DO THIS: Reproduce all of the data exactly.
-- Begin RECORDED DATA --
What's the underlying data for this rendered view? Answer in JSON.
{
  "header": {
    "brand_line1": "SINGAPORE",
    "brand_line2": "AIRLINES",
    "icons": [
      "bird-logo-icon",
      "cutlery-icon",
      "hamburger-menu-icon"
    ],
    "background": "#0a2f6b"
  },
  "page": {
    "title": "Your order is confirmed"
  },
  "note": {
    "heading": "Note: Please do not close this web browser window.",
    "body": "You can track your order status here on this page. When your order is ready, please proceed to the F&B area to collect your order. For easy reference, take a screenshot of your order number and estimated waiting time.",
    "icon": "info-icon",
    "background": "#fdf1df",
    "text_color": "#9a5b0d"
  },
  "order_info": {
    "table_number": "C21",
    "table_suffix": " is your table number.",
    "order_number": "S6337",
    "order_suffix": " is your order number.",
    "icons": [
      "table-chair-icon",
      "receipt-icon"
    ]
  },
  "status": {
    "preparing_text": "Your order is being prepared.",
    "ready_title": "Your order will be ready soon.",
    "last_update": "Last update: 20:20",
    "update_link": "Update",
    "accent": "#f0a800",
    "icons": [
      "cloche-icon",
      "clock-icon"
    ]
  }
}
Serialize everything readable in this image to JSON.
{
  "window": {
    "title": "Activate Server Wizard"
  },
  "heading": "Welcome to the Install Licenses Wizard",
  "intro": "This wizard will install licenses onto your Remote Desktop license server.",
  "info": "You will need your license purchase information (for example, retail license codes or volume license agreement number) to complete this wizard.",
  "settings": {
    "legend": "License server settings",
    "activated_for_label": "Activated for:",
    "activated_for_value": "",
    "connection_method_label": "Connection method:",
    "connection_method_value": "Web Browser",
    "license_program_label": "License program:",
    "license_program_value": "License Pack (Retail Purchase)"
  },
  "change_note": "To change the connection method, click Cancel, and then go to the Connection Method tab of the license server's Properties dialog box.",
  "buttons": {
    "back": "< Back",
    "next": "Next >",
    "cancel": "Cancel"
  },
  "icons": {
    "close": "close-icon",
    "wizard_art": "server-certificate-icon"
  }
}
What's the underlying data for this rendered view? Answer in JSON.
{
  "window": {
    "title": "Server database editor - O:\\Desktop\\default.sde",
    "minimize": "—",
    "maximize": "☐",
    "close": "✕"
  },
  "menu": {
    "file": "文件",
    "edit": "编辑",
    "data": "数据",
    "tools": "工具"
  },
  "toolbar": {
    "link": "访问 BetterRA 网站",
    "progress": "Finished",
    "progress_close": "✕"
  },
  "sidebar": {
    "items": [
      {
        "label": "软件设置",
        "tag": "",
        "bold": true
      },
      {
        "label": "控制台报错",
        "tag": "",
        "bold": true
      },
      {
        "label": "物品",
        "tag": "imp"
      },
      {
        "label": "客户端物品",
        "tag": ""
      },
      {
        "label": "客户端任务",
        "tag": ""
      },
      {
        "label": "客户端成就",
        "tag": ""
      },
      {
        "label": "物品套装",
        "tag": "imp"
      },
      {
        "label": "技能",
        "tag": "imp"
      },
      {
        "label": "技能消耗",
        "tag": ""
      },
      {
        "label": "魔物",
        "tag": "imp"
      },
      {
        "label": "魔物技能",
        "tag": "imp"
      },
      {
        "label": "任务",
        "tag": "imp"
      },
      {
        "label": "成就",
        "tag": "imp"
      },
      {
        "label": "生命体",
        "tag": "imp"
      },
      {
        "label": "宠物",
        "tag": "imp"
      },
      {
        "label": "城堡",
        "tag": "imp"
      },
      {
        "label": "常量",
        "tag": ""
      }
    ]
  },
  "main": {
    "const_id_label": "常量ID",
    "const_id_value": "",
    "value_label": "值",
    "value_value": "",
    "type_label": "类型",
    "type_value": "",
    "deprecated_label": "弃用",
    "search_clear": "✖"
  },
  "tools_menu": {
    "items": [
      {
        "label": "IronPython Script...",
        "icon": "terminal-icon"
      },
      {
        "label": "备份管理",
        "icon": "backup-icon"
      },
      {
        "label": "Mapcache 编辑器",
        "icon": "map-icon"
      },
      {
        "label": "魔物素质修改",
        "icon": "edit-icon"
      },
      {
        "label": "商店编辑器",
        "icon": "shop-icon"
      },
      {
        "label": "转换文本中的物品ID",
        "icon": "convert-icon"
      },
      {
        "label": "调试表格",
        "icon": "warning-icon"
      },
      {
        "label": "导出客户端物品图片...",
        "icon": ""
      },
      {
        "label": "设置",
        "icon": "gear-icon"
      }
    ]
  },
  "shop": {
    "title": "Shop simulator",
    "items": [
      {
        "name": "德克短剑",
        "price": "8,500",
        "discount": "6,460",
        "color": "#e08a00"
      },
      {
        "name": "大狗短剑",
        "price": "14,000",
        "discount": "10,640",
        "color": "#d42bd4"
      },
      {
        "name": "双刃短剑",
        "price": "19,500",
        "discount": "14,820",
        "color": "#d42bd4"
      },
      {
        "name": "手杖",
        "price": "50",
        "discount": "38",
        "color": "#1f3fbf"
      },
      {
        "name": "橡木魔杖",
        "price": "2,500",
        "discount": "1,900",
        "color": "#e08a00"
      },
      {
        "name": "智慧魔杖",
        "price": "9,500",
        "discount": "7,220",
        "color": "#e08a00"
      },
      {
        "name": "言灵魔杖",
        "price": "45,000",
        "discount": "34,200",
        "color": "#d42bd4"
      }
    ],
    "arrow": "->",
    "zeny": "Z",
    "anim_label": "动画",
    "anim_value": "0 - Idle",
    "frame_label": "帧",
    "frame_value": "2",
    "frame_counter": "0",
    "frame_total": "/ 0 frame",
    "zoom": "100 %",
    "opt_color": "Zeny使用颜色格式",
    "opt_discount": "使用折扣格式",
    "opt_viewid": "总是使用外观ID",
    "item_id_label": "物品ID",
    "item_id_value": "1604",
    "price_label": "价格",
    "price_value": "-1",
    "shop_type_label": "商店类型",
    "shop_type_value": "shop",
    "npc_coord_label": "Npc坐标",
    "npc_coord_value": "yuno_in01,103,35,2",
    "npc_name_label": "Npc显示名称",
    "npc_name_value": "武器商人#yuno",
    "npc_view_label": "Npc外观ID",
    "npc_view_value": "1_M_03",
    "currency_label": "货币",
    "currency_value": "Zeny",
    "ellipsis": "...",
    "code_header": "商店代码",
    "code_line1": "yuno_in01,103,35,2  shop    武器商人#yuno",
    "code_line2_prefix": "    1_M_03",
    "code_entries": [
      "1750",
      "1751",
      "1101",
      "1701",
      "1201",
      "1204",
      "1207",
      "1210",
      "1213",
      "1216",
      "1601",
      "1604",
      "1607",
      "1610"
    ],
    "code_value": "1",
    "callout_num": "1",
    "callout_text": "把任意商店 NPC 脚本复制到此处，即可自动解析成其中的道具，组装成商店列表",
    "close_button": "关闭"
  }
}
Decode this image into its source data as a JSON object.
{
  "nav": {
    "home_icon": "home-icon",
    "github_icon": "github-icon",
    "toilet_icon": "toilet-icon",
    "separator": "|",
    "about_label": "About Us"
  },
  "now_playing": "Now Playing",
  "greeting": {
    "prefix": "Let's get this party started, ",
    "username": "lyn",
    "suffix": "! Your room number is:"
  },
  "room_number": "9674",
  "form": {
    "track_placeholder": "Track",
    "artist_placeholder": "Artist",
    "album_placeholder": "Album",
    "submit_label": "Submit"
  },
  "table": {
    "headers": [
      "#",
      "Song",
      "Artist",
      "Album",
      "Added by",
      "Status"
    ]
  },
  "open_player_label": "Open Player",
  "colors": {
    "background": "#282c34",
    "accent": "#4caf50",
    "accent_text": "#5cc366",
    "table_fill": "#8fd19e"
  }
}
-- End RECORDED DATA --
SOLVED EXERCISE:
What's the underlying data for this rendered view? Answer in JSON.
{
  "header": {
    "brand_line1": "SINGAPORE",
    "brand_line2": "AIRLINES",
    "icons": [
      "bird-logo-icon",
      "cutlery-icon",
      "hamburger-menu-icon"
    ],
    "background": "#0a2f6b"
  },
  "page": {
    "title": "Your order is confirmed"
  },
  "note": {
    "heading": "Note: Please do not close this web browser window.",
    "body": "You can track your order status here on this page. When your order is ready, please proceed to the F&B area to collect your order. For easy reference, take a screenshot of your order number and estimated waiting time.",
    "icon": "info-icon",
    "background": "#fdf1df",
    "text_color": "#9a5b0d"
  },
  "order_info": {
    "table_number": "C21",
    "table_suffix": " is your table number.",
    "order_number": "S6337",
    "order_suffix": " is your order number.",
    "icons": [
      "table-chair-icon",
      "receipt-icon"
    ]
  },
  "status": {
    "preparing_text": "Your order is being prepared.",
    "ready_title": "Your order will be ready soon.",
    "last_update": "Last update: 20:20",
    "update_link": "Update",
    "accent": "#f0a800",
    "icons": [
      "cloche-icon",
      "clock-icon"
    ]
  }
}
Serialize everything readable in this image to JSON.
{
  "window": {
    "title": "Activate Server Wizard"
  },
  "heading": "Welcome to the Install Licenses Wizard",
  "intro": "This wizard will install licenses onto your Remote Desktop license server.",
  "info": "You will need your license purchase information (for example, retail license codes or volume license agreement number) to complete this wizard.",
  "settings": {
    "legend": "License server settings",
    "activated_for_label": "Activated for:",
    "activated_for_value": "",
    "connection_method_label": "Connection method:",
    "connection_method_value": "Web Browser",
    "license_program_label": "License program:",
    "license_program_value": "License Pack (Retail Purchase)"
  },
  "change_note": "To change the connection method, click Cancel, and then go to the Connection Method tab of the license server's Properties dialog box.",
  "buttons": {
    "back": "< Back",
    "next": "Next >",
    "cancel": "Cancel"
  },
  "icons": {
    "close": "close-icon",
    "wizard_art": "server-certificate-icon"
  }
}
What's the underlying data for this rendered view? Answer in JSON.
{
  "window": {
    "title": "Server database editor - O:\\Desktop\\default.sde",
    "minimize": "—",
    "maximize": "☐",
    "close": "✕"
  },
  "menu": {
    "file": "文件",
    "edit": "编辑",
    "data": "数据",
    "tools": "工具"
  },
  "toolbar": {
    "link": "访问 BetterRA 网站",
    "progress": "Finished",
    "progress_close": "✕"
  },
  "sidebar": {
    "items": [
      {
        "label": "软件设置",
        "tag": "",
        "bold": true
      },
      {
        "label": "控制台报错",
        "tag": "",
        "bold": true
      },
      {
        "label": "物品",
        "tag": "imp"
      },
      {
        "label": "客户端物品",
        "tag": ""
      },
      {
        "label": "客户端任务",
        "tag": ""
      },
      {
        "label": "客户端成就",
        "tag": ""
      },
      {
        "label": "物品套装",
        "tag": "imp"
      },
      {
        "label": "技能",
        "tag": "imp"
      },
      {
        "label": "技能消耗",
        "tag": ""
      },
      {
        "label": "魔物",
        "tag": "imp"
      },
      {
        "label": "魔物技能",
        "tag": "imp"
      },
      {
        "label": "任务",
        "tag": "imp"
      },
      {
        "label": "成就",
        "tag": "imp"
      },
      {
        "label": "生命体",
        "tag": "imp"
      },
      {
        "label": "宠物",
        "tag": "imp"
      },
      {
        "label": "城堡",
        "tag": "imp"
      },
      {
        "label": "常量",
        "tag": ""
      }
    ]
  },
  "main": {
    "const_id_label": "常量ID",
    "const_id_value": "",
    "value_label": "值",
    "value_value": "",
    "type_label": "类型",
    "type_value": "",
    "deprecated_label": "弃用",
    "search_clear": "✖"
  },
  "tools_menu": {
    "items": [
      {
        "label": "IronPython Script...",
        "icon": "terminal-icon"
      },
      {
        "label": "备份管理",
        "icon": "backup-icon"
      },
      {
        "label": "Mapcache 编辑器",
        "icon": "map-icon"
      },
      {
        "label": "魔物素质修改",
        "icon": "edit-icon"
      },
      {
        "label": "商店编辑器",
        "icon": "shop-icon"
      },
      {
        "label": "转换文本中的物品ID",
        "icon": "convert-icon"
      },
      {
        "label": "调试表格",
        "icon": "warning-icon"
      },
      {
        "label": "导出客户端物品图片...",
        "icon": ""
      },
      {
        "label": "设置",
        "icon": "gear-icon"
      }
    ]
  },
  "shop": {
    "title": "Shop simulator",
    "items": [
      {
        "name": "德克短剑",
        "price": "8,500",
        "discount": "6,460",
        "color": "#e08a00"
      },
      {
        "name": "大狗短剑",
        "price": "14,000",
        "discount": "10,640",
        "color": "#d42bd4"
      },
      {
        "name": "双刃短剑",
        "price": "19,500",
        "discount": "14,820",
        "color": "#d42bd4"
      },
      {
        "name": "手杖",
        "price": "50",
        "discount": "38",
        "color": "#1f3fbf"
      },
      {
        "name": "橡木魔杖",
        "price": "2,500",
        "discount": "1,900",
        "color": "#e08a00"
      },
      {
        "name": "智慧魔杖",
        "price": "9,500",
        "discount": "7,220",
        "color": "#e08a00"
      },
      {
        "name": "言灵魔杖",
        "price": "45,000",
        "discount": "34,200",
        "color": "#d42bd4"
      }
    ],
    "arrow": "->",
    "zeny": "Z",
    "anim_label": "动画",
    "anim_value": "0 - Idle",
    "frame_label": "帧",
    "frame_value": "2",
    "frame_counter": "0",
    "frame_total": "/ 0 frame",
    "zoom": "100 %",
    "opt_color": "Zeny使用颜色格式",
    "opt_discount": "使用折扣格式",
    "opt_viewid": "总是使用外观ID",
    "item_id_label": "物品ID",
    "item_id_value": "1604",
    "price_label": "价格",
    "price_value": "-1",
    "shop_type_label": "商店类型",
    "shop_type_value": "shop",
    "npc_coord_label": "Npc坐标",
    "npc_coord_value": "yuno_in01,103,35,2",
    "npc_name_label": "Npc显示名称",
    "npc_name_value": "武器商人#yuno",
    "npc_view_label": "Npc外观ID",
    "npc_view_value": "1_M_03",
    "currency_label": "货币",
    "currency_value": "Zeny",
    "ellipsis": "...",
    "code_header": "商店代码",
    "code_line1": "yuno_in01,103,35,2  shop    武器商人#yuno",
    "code_line2_prefix": "    1_M_03",
    "code_entries": [
      "1750",
      "1751",
      "1101",
      "1701",
      "1201",
      "1204",
      "1207",
      "1210",
      "1213",
      "1216",
      "1601",
      "1604",
      "1607",
      "1610"
    ],
    "code_value": "1",
    "callout_num": "1",
    "callout_text": "把任意商店 NPC 脚本复制到此处，即可自动解析成其中的道具，组装成商店列表",
    "close_button": "关闭"
  }
}
Decode this image into its source data as a JSON object.
{
  "nav": {
    "home_icon": "home-icon",
    "github_icon": "github-icon",
    "toilet_icon": "toilet-icon",
    "separator": "|",
    "about_label": "About Us"
  },
  "now_playing": "Now Playing",
  "greeting": {
    "prefix": "Let's get this party started, ",
    "username": "lyn",
    "suffix": "! Your room number is:"
  },
  "room_number": "9674",
  "form": {
    "track_placeholder": "Track",
    "artist_placeholder": "Artist",
    "album_placeholder": "Album",
    "submit_label": "Submit"
  },
  "table": {
    "headers": [
      "#",
      "Song",
      "Artist",
      "Album",
      "Added by",
      "Status"
    ]
  },
  "open_player_label": "Open Player",
  "colors": {
    "background": "#282c34",
    "accent": "#4caf50",
    "accent_text": "#5cc366",
    "table_fill": "#8fd19e"
  }
}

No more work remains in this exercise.